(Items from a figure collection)
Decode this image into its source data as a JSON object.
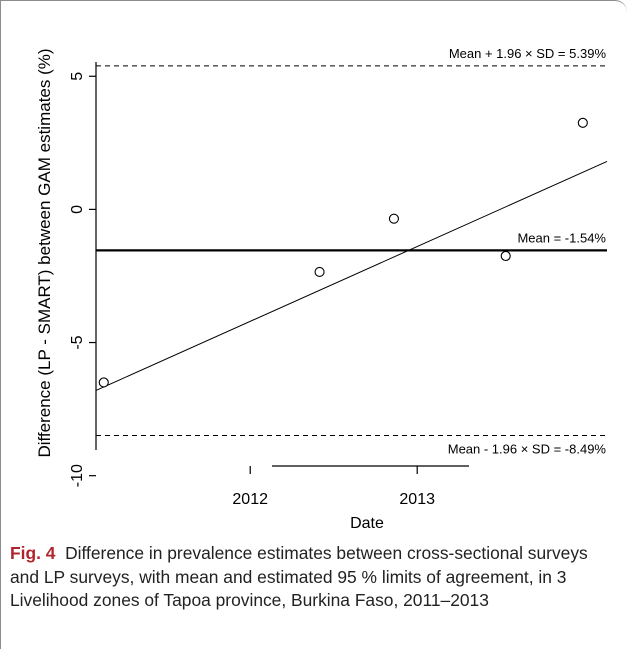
{
  "chart_data": {
    "type": "scatter",
    "xlabel": "Date",
    "ylabel": "Difference (LP - SMART) between GAM estimates (%)",
    "xlim": [
      "2011-01-28",
      "2014-02-21"
    ],
    "ylim": [
      -10.5,
      7.0
    ],
    "x_ticks": [
      {
        "value": "2012-01-01",
        "label": "2012"
      },
      {
        "value": "2013-01-01",
        "label": "2013"
      }
    ],
    "y_ticks": [
      {
        "value": -10,
        "label": "-10"
      },
      {
        "value": -5,
        "label": "-5"
      },
      {
        "value": 0,
        "label": "0"
      },
      {
        "value": 5,
        "label": "5"
      }
    ],
    "points": [
      {
        "x": "2011-02-14",
        "y": -6.5
      },
      {
        "x": "2012-06-01",
        "y": -2.35
      },
      {
        "x": "2012-11-11",
        "y": -0.35
      },
      {
        "x": "2013-07-14",
        "y": -1.75
      },
      {
        "x": "2013-12-30",
        "y": 3.25
      }
    ],
    "regression_line": {
      "from": {
        "x": "2011-01-28",
        "y": -6.8
      },
      "to": {
        "x": "2014-02-21",
        "y": 1.8
      }
    },
    "reference_lines": [
      {
        "y": 5.39,
        "style": "dashed",
        "label": "Mean + 1.96 × SD = 5.39%"
      },
      {
        "y": -1.54,
        "style": "solid",
        "label": "Mean = -1.54%"
      },
      {
        "y": -8.49,
        "style": "dashed",
        "label": "Mean - 1.96 × SD = -8.49%"
      }
    ],
    "grid": false,
    "legend": "none"
  },
  "caption": {
    "label": "Fig. 4",
    "text": "Difference in prevalence estimates between cross-sectional surveys and LP surveys, with mean and estimated 95 % limits of agreement, in 3 Livelihood zones of Tapoa province, Burkina Faso, 2011–2013"
  }
}
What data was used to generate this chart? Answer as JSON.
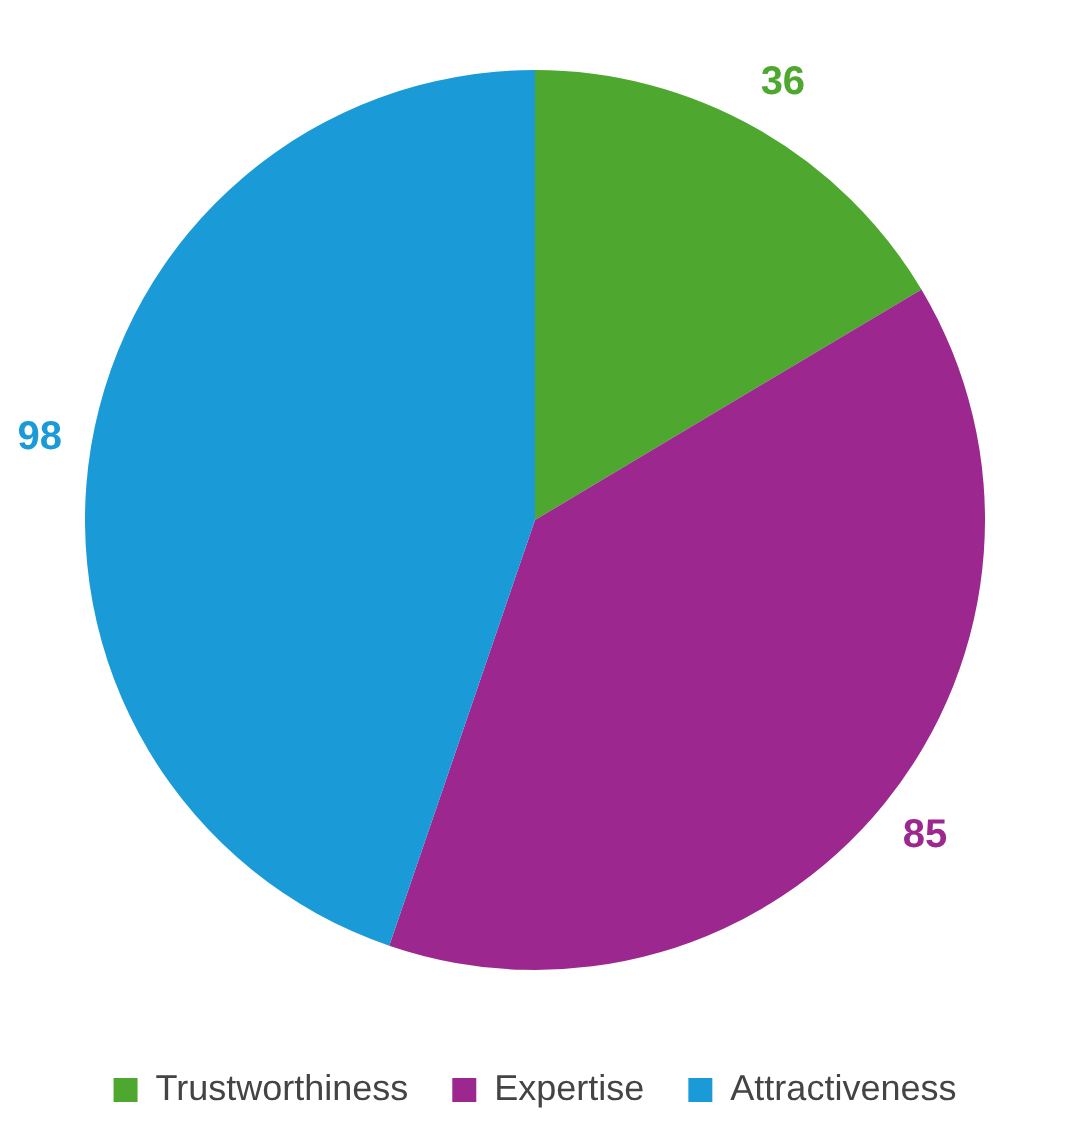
{
  "chart_data": {
    "type": "pie",
    "categories": [
      "Trustworthiness",
      "Expertise",
      "Attractiveness"
    ],
    "values": [
      36,
      85,
      98
    ],
    "colors": [
      "#4ea72e",
      "#9b278f",
      "#1a9bd7"
    ],
    "data_labels": true,
    "legend": "bottom"
  }
}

INSTRUCTION » Restate each entry word for word, please, but drop any images it holds.

COMPLETE ANSWER »
Decode this image into its source data as a JSON object.
{
  "chart_data": {
    "type": "scatter",
    "xlabel": "Date",
    "ylabel": "Difference (LP - SMART) between GAM estimates (%)",
    "xlim": [
      "2011-01-28",
      "2014-02-21"
    ],
    "ylim": [
      -10.5,
      7.0
    ],
    "x_ticks": [
      {
        "value": "2012-01-01",
        "label": "2012"
      },
      {
        "value": "2013-01-01",
        "label": "2013"
      }
    ],
    "y_ticks": [
      {
        "value": -10,
        "label": "-10"
      },
      {
        "value": -5,
        "label": "-5"
      },
      {
        "value": 0,
        "label": "0"
      },
      {
        "value": 5,
        "label": "5"
      }
    ],
    "points": [
      {
        "x": "2011-02-14",
        "y": -6.5
      },
      {
        "x": "2012-06-01",
        "y": -2.35
      },
      {
        "x": "2012-11-11",
        "y": -0.35
      },
      {
        "x": "2013-07-14",
        "y": -1.75
      },
      {
        "x": "2013-12-30",
        "y": 3.25
      }
    ],
    "regression_line": {
      "from": {
        "x": "2011-01-28",
        "y": -6.8
      },
      "to": {
        "x": "2014-02-21",
        "y": 1.8
      }
    },
    "reference_lines": [
      {
        "y": 5.39,
        "style": "dashed",
        "label": "Mean + 1.96 × SD = 5.39%"
      },
      {
        "y": -1.54,
        "style": "solid",
        "label": "Mean = -1.54%"
      },
      {
        "y": -8.49,
        "style": "dashed",
        "label": "Mean - 1.96 × SD = -8.49%"
      }
    ],
    "grid": false,
    "legend": "none"
  },
  "caption": {
    "label": "Fig. 4",
    "text": "Difference in prevalence estimates between cross-sectional surveys and LP surveys, with mean and estimated 95 % limits of agreement, in 3 Livelihood zones of Tapoa province, Burkina Faso, 2011–2013"
  }
}
What data was used to generate this chart? Answer as JSON.
{
  "chart_data": {
    "type": "pie",
    "categories": [
      "Trustworthiness",
      "Expertise",
      "Attractiveness"
    ],
    "values": [
      36,
      85,
      98
    ],
    "colors": [
      "#4ea72e",
      "#9b278f",
      "#1a9bd7"
    ],
    "data_labels": true,
    "legend": "bottom"
  }
}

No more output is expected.